### Problem requirements
What is the number of lines in the data holding the word "TOOLS"? Give that number by itself.

════════════════

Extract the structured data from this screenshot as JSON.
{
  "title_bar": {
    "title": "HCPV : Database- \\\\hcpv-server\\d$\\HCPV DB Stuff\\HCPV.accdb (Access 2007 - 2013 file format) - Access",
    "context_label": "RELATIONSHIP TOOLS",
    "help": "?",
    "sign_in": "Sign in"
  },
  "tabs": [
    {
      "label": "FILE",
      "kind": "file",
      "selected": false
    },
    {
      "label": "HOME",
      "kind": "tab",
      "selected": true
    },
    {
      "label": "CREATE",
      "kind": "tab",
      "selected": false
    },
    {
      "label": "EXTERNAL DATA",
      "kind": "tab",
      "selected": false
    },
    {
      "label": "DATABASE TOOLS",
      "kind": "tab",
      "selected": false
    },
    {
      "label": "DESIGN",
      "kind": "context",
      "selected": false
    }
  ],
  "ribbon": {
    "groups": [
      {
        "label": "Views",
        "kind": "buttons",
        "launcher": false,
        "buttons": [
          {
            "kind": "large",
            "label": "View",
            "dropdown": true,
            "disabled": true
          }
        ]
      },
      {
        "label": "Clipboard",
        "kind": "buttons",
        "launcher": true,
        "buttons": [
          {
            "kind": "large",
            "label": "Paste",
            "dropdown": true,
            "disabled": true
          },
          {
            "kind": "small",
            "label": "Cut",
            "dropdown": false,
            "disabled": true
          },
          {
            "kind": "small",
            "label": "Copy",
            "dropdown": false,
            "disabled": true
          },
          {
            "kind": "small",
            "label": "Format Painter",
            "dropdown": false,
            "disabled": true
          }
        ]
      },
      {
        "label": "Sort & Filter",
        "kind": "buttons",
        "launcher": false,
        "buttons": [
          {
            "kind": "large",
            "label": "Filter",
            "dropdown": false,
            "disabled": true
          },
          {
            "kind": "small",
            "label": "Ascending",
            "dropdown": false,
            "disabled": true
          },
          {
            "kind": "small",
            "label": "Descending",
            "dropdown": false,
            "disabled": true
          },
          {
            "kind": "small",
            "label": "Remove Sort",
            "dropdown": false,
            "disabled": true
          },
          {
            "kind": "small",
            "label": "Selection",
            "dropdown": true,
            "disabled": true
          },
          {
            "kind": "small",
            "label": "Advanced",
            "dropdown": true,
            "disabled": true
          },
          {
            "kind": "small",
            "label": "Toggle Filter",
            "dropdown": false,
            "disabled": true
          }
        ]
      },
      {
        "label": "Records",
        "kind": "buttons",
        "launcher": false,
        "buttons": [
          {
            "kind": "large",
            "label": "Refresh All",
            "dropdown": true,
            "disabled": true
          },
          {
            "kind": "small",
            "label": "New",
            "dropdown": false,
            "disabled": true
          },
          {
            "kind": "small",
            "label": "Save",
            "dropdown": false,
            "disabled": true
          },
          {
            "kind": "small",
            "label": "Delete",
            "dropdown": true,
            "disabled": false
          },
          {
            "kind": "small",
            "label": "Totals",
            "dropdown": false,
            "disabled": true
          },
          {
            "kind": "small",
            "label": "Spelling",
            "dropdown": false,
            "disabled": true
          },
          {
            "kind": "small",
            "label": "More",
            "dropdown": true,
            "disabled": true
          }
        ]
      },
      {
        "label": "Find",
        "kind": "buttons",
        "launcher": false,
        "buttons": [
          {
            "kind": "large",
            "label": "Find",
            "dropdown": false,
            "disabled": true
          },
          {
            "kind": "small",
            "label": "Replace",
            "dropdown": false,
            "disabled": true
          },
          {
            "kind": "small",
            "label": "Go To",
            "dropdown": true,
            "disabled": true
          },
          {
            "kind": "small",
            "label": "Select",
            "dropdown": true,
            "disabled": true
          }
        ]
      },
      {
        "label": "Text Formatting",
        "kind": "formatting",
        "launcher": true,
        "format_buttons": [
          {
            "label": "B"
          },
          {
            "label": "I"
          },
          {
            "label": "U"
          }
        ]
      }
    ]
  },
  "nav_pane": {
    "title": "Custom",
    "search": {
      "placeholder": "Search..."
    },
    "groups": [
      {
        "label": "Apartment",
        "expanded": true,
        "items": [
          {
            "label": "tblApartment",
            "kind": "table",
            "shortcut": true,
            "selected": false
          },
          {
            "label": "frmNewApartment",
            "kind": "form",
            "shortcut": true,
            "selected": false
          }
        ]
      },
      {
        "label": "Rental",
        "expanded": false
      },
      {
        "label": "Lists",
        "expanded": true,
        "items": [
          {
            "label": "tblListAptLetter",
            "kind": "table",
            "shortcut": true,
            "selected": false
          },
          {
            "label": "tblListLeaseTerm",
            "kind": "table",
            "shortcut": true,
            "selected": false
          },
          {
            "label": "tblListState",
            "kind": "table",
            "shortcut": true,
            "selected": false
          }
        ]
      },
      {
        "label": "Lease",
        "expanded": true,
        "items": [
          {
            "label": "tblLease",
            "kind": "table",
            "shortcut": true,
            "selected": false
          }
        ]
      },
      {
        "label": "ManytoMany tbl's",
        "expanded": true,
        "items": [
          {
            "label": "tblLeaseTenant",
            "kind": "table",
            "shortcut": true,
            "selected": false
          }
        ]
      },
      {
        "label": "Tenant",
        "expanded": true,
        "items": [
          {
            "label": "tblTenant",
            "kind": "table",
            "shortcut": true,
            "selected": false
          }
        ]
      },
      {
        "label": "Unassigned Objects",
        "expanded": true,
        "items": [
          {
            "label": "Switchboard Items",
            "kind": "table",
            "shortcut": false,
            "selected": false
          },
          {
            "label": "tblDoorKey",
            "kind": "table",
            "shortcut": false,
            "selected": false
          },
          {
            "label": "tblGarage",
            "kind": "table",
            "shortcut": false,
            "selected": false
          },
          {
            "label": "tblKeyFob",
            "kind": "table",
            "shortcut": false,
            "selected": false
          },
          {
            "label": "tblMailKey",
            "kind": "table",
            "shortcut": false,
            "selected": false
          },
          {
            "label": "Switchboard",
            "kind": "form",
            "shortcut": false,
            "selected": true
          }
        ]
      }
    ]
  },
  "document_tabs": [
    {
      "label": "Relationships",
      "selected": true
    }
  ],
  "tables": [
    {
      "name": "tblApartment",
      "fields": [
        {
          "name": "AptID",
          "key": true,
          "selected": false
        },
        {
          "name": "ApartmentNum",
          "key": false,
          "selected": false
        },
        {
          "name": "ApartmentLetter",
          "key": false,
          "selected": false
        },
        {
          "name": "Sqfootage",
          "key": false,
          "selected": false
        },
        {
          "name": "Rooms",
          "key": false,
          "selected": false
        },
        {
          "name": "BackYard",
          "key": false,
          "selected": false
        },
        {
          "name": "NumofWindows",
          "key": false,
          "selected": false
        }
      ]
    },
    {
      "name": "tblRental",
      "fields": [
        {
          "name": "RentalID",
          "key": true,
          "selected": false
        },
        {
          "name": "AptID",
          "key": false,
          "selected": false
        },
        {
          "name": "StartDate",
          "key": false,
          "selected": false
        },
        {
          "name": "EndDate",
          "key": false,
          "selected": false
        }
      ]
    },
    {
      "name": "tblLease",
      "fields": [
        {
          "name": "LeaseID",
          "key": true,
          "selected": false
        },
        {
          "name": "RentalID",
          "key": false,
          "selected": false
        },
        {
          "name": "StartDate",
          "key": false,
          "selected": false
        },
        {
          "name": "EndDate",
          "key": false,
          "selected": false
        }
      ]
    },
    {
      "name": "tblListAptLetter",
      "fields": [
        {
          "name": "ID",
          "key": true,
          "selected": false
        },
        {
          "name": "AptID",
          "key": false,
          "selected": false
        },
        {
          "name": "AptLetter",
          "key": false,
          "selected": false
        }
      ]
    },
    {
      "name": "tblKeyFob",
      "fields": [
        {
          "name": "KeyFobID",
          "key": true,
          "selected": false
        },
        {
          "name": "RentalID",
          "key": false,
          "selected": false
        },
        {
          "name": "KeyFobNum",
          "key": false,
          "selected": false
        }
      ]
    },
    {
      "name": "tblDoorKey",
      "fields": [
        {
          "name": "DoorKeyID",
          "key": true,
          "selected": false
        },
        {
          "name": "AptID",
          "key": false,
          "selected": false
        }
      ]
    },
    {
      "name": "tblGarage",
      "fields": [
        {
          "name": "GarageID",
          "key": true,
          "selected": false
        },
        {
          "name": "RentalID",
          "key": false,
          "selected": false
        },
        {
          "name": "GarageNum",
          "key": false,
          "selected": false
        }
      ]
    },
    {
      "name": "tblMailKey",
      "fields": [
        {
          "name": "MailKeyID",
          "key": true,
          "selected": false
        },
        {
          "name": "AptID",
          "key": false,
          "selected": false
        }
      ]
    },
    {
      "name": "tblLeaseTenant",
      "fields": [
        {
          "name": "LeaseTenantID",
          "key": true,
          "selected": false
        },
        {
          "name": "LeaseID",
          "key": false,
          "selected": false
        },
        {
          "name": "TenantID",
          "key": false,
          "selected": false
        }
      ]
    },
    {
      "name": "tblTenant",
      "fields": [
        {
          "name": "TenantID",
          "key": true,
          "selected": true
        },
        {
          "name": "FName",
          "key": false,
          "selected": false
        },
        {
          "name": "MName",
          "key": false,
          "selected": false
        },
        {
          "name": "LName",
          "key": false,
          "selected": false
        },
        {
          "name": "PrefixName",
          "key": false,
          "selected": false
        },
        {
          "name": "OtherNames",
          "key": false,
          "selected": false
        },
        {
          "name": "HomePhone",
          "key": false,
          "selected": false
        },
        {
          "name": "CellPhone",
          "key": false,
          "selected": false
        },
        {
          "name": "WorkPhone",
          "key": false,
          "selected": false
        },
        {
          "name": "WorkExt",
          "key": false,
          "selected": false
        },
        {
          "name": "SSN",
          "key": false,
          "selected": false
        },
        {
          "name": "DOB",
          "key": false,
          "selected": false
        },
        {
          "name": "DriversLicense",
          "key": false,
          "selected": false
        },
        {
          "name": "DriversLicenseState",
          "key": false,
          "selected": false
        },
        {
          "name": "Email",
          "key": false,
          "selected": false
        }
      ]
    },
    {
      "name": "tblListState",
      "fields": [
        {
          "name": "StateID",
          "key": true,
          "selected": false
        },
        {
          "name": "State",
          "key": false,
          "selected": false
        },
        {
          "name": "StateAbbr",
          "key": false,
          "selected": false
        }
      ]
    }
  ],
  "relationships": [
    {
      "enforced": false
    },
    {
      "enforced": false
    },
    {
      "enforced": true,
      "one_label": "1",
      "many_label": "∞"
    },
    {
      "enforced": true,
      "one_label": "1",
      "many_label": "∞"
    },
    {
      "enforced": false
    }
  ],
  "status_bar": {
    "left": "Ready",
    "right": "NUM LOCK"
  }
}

════════════════

### Written response
2